Written problem. Type out the data exactly as given. Skip any image.

Data for processing.
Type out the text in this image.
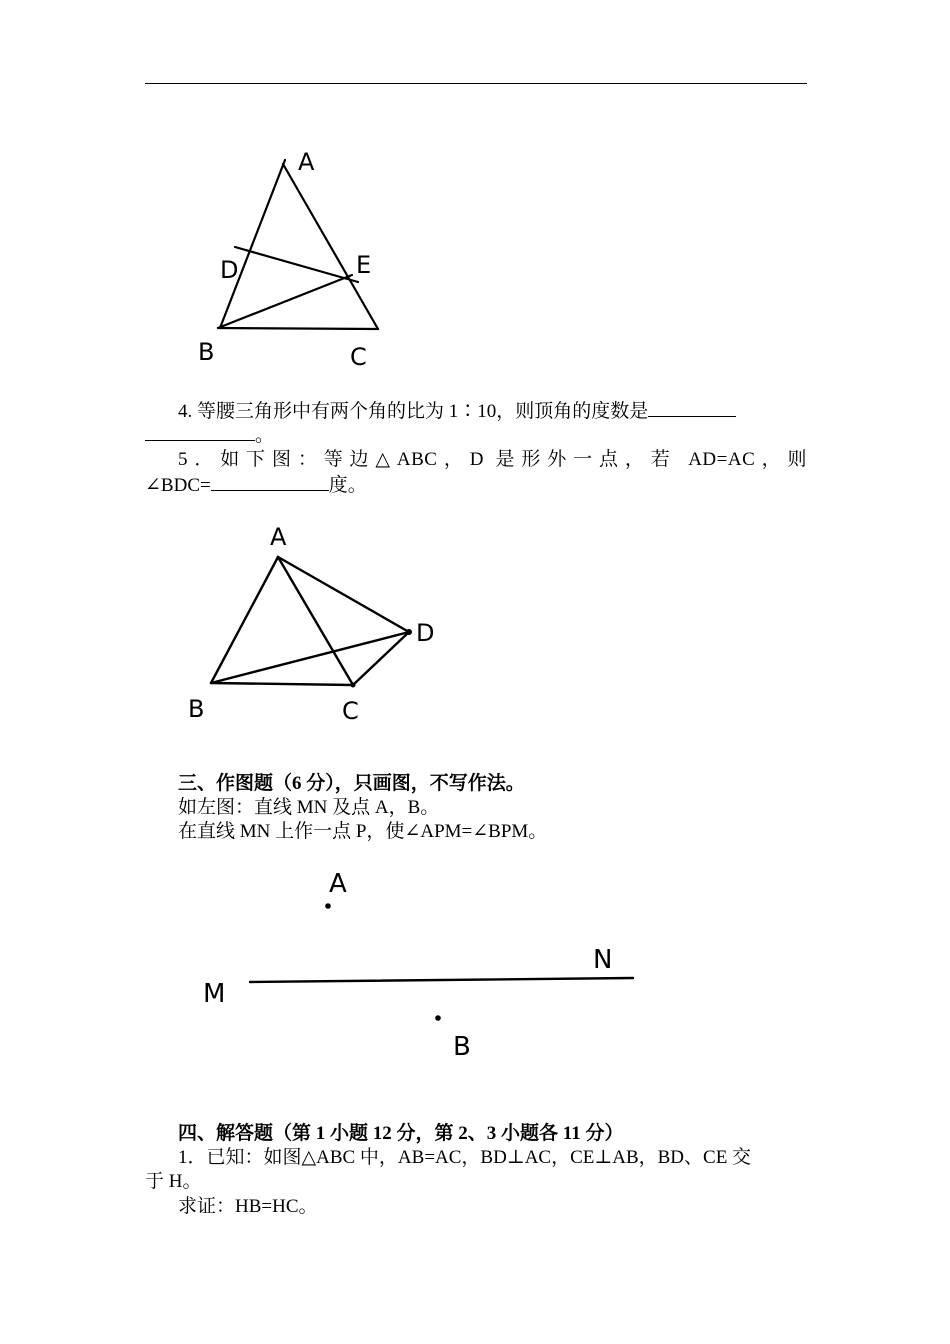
A
B	C
D	E
4. 等腰三角形中有两个角的比为 1∶10，则顶角的度数是
。
5．如下图：等边△ABC，D 是形外一点，若 AD=AC，则
∠BDC=	度。
A
B	C
D
三、作图题（6 分），只画图，不写作法。
如左图：直线 MN 及点 A，B。
在直线 MN 上作一点 P，使∠APM=∠BPM。
A
B
M
N
四、解答题（第 1 小题 12 分，第 2、3 小题各 11 分）
1．已知：如图△ABC 中，AB=AC，BD⊥AC，CE⊥AB，BD、CE 交
于 H。
求证：HB=HC。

Reply.
Type out the text in this image.
A
B	C
D	E
4. 等腰三角形中有两个角的比为 1∶10，则顶角的度数是
。
5．如下图：等边△ABC，D 是形外一点，若 AD=AC，则
∠BDC=	度。
A
B	C
D
三、作图题（6 分），只画图，不写作法。
如左图：直线 MN 及点 A，B。
在直线 MN 上作一点 P，使∠APM=∠BPM。
A
B
M
N
四、解答题（第 1 小题 12 分，第 2、3 小题各 11 分）
1．已知：如图△ABC 中，AB=AC，BD⊥AC，CE⊥AB，BD、CE 交
于 H。
求证：HB=HC。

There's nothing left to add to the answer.